**OBJECTIVE**
Output the entries below exactly as written, omitting pictures.

[Dataset entries]
========================================
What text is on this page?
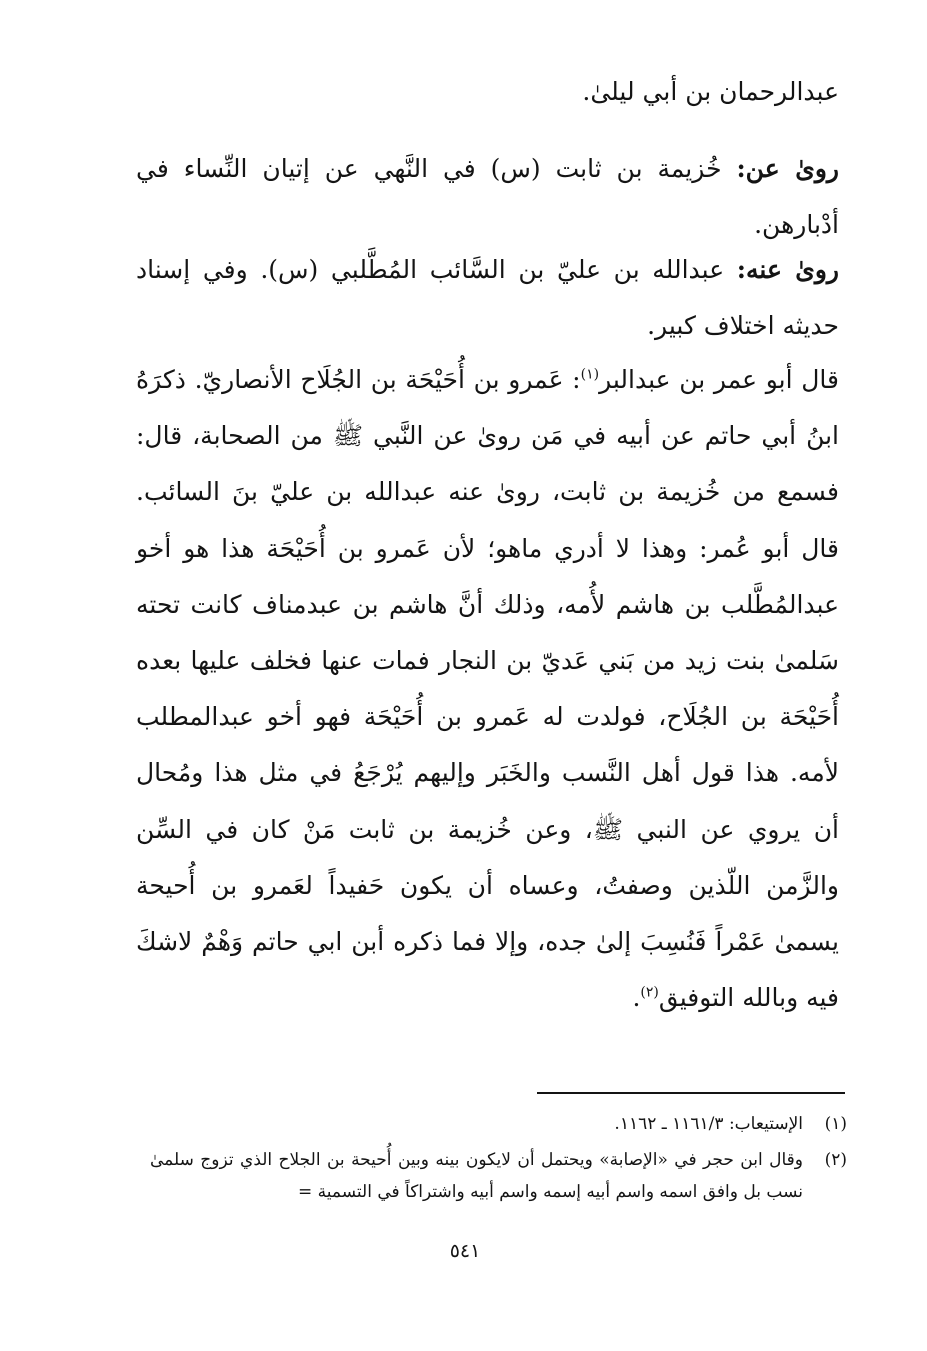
عبدالرحمان بن أبي ليلىٰ.

روىٰ عن: خُزيمة بن ثابت (س) في النَّهي عن إتيان النِّساء في أدْبارهن.

روىٰ عنه: عبدالله بن عليّ بن السَّائب المُطَّلبي (س). وفي إسناد حديثه اختلاف كبير.

قال أبو عمر بن عبدالبر$^{(١)}$: عَمرو بن أُحَيْحَة بن الجُلَاح الأنصاريّ. ذكرَهُ ابنُ أبي حاتم عن أبيه في مَن روىٰ عن النَّبي ﷺ من الصحابة، قال: فسمع من خُزيمة بن ثابت، روىٰ عنه عبدالله بن عليّ بنَ السائب. قال أبو عُمر: وهذا لا أدري ماهو؛ لأن عَمرو بن أُحَيْحَة هذا هو أخو عبدالمُطَّلب بن هاشم لأُمه، وذلك أنَّ هاشم بن عبدمناف كانت تحته سَلمىٰ بنت زيد من بَني عَديّ بن النجار فمات عنها فخلف عليها بعده أُحَيْحَة بن الجُلَاح، فولدت له عَمرو بن أُحَيْحَة فهو أخو عبدالمطلب لأمه. هذا قول أهل النَّسب والخَبَر وإليهم يُرْجَعُ في مثل هذا ومُحال أن يروي عن النبي ﷺ، وعن خُزيمة بن ثابت مَنْ كان في السِّن والزَّمن اللّذين وصفتُ، وعساه أن يكون حَفيداً لعَمرو بن أُحيحة يسمىٰ عَمْراً فَنُسِبَ إلىٰ جده، وإلا فما ذكره أبن ابي حاتم وَهْمٌ لاشكَ فيه وبالله التوفيق$^{(٢)}$.

(١)
الإستيعاب: ١١٦١/٣ ـ ١١٦٢.
(٢)
وقال ابن حجر في «الإصابة» ويحتمل أن لايكون بينه وبين أُحيحة بن الجلاح الذي تزوج سلمىٰ نسب بل وافق اسمه واسم أبيه إسمه واسم أبيه واشتراكاً في التسمية =
٥٤١
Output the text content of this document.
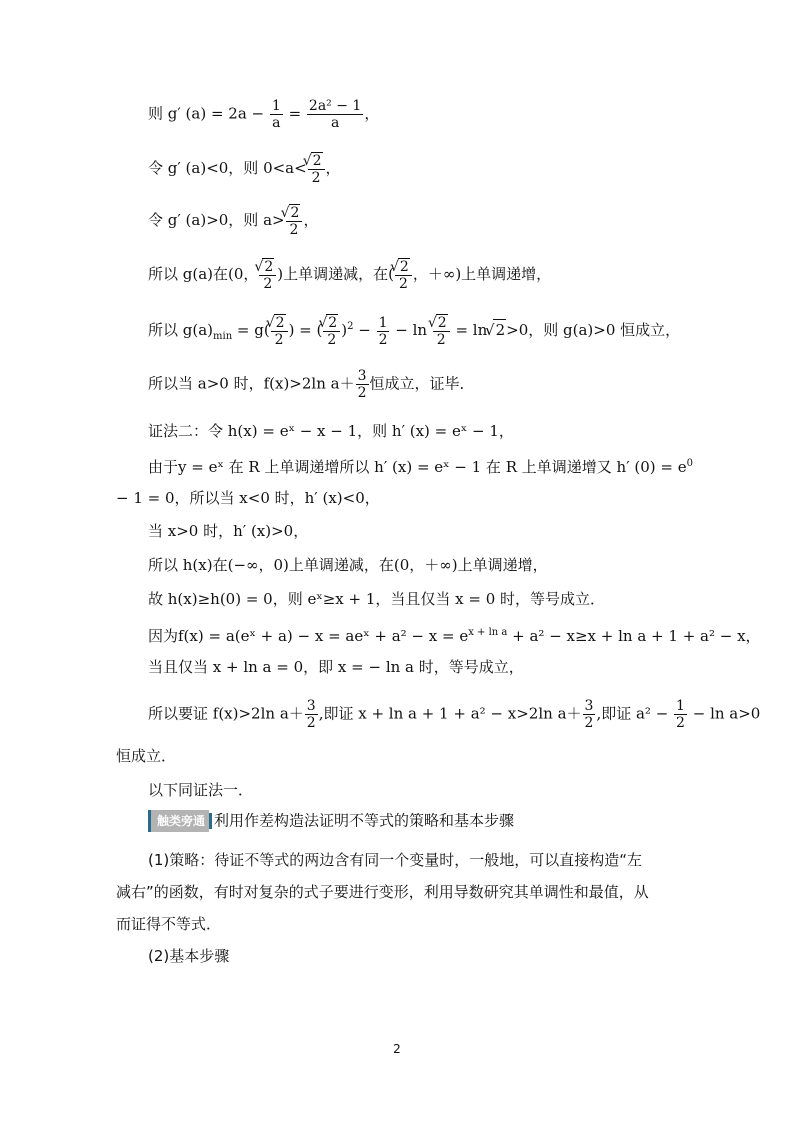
则 g′ $(a) = 2a - \frac{1}{a} = \frac{\text{2a² − 1}}{a}$ ，
令 g′ (a)<0，则 0<a< √ $\frac{2}{2}$ ，
令 g′ (a)>0，则 a> √ $\frac{2}{2}$ ，
所以 g(a)在(0， √ $\frac{2}{2}$ )上单调递减，在( √ $\frac{2}{2}$ ，＋∞)上单调递增，
所以 $g(a)_{min} = g$( √ $\frac{2}{2}$ ) = ( √ $\frac{2}{2} )^2 - \frac{1}{2} - \ln$ √ $\frac{2}{2} = \ln$ √ 2>0，则 g(a)>0 恒成立，
所以当 a>0 时，f(x)>2ln $a+ \frac{3}{2}$ 恒成立，证毕．
证法二：令 h(x) = eˣ − x − 1，则 h′ (x) = eˣ − 1，
由于y = eˣ 在 R 上单调递增所以 h′ (x) = eˣ − 1 在 R 上单调递增又 h′ $(0) = e^0$
− 1 = 0，所以当 x<0 时，h′ (x)<0，
当 x>0 时，h′ (x)>0，
所以 h(x)在(−∞，0)上单调递减，在(0，＋∞)上单调递增，
故 h(x)≥h(0) = 0，则 eˣ≥x + 1，当且仅当 x = 0 时，等号成立．
因为f(x) = a(eˣ + a) − x = aeˣ + $a^2 - x = e^{x + ln a} + a^2 - x\ge x + \ln a + 1 + a^2 - x$，
当且仅当 x + ln a = 0，即 x = − ln a 时，等号成立，
所以要证 f(x)>2ln $a+ \frac{3}{2}$ ,即证 x + ln a + 1 + a² − x>2ln $a+ \frac{3}{2}$ ,即证 $a^2 - \frac{1}{2} - \ln a>0$
恒成立．
以下同证法一．
触类旁通 利用作差构造法证明不等式的策略和基本步骤
(1)策略：待证不等式的两边含有同一个变量时，一般地，可以直接构造“左
减右”的函数，有时对复杂的式子要进行变形，利用导数研究其单调性和最值，从
而证得不等式．
(2)基本步骤
2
========================================
**SOLUTION TO THE EXERCISE**
What text is on this page?
عبدالرحمان بن أبي ليلىٰ.

روىٰ عن: خُزيمة بن ثابت (س) في النَّهي عن إتيان النِّساء في أدْبارهن.

روىٰ عنه: عبدالله بن عليّ بن السَّائب المُطَّلبي (س). وفي إسناد حديثه اختلاف كبير.

قال أبو عمر بن عبدالبر$^{(١)}$: عَمرو بن أُحَيْحَة بن الجُلَاح الأنصاريّ. ذكرَهُ ابنُ أبي حاتم عن أبيه في مَن روىٰ عن النَّبي ﷺ من الصحابة، قال: فسمع من خُزيمة بن ثابت، روىٰ عنه عبدالله بن عليّ بنَ السائب. قال أبو عُمر: وهذا لا أدري ماهو؛ لأن عَمرو بن أُحَيْحَة هذا هو أخو عبدالمُطَّلب بن هاشم لأُمه، وذلك أنَّ هاشم بن عبدمناف كانت تحته سَلمىٰ بنت زيد من بَني عَديّ بن النجار فمات عنها فخلف عليها بعده أُحَيْحَة بن الجُلَاح، فولدت له عَمرو بن أُحَيْحَة فهو أخو عبدالمطلب لأمه. هذا قول أهل النَّسب والخَبَر وإليهم يُرْجَعُ في مثل هذا ومُحال أن يروي عن النبي ﷺ، وعن خُزيمة بن ثابت مَنْ كان في السِّن والزَّمن اللّذين وصفتُ، وعساه أن يكون حَفيداً لعَمرو بن أُحيحة يسمىٰ عَمْراً فَنُسِبَ إلىٰ جده، وإلا فما ذكره أبن ابي حاتم وَهْمٌ لاشكَ فيه وبالله التوفيق$^{(٢)}$.

(١)
الإستيعاب: ١١٦١/٣ ـ ١١٦٢.
(٢)
وقال ابن حجر في «الإصابة» ويحتمل أن لايكون بينه وبين أُحيحة بن الجلاح الذي تزوج سلمىٰ نسب بل وافق اسمه واسم أبيه إسمه واسم أبيه واشتراكاً في التسمية =
٥٤١
Output the text content of this document.
则 g′ $(a) = 2a - \frac{1}{a} = \frac{\text{2a² − 1}}{a}$ ，
令 g′ (a)<0，则 0<a< √ $\frac{2}{2}$ ，
令 g′ (a)>0，则 a> √ $\frac{2}{2}$ ，
所以 g(a)在(0， √ $\frac{2}{2}$ )上单调递减，在( √ $\frac{2}{2}$ ，＋∞)上单调递增，
所以 $g(a)_{min} = g$( √ $\frac{2}{2}$ ) = ( √ $\frac{2}{2} )^2 - \frac{1}{2} - \ln$ √ $\frac{2}{2} = \ln$ √ 2>0，则 g(a)>0 恒成立，
所以当 a>0 时，f(x)>2ln $a+ \frac{3}{2}$ 恒成立，证毕．
证法二：令 h(x) = eˣ − x − 1，则 h′ (x) = eˣ − 1，
由于y = eˣ 在 R 上单调递增所以 h′ (x) = eˣ − 1 在 R 上单调递增又 h′ $(0) = e^0$
− 1 = 0，所以当 x<0 时，h′ (x)<0，
当 x>0 时，h′ (x)>0，
所以 h(x)在(−∞，0)上单调递减，在(0，＋∞)上单调递增，
故 h(x)≥h(0) = 0，则 eˣ≥x + 1，当且仅当 x = 0 时，等号成立．
因为f(x) = a(eˣ + a) − x = aeˣ + $a^2 - x = e^{x + ln a} + a^2 - x\ge x + \ln a + 1 + a^2 - x$，
当且仅当 x + ln a = 0，即 x = − ln a 时，等号成立，
所以要证 f(x)>2ln $a+ \frac{3}{2}$ ,即证 x + ln a + 1 + a² − x>2ln $a+ \frac{3}{2}$ ,即证 $a^2 - \frac{1}{2} - \ln a>0$
恒成立．
以下同证法一．
触类旁通 利用作差构造法证明不等式的策略和基本步骤
(1)策略：待证不等式的两边含有同一个变量时，一般地，可以直接构造“左
减右”的函数，有时对复杂的式子要进行变形，利用导数研究其单调性和最值，从
而证得不等式．
(2)基本步骤
2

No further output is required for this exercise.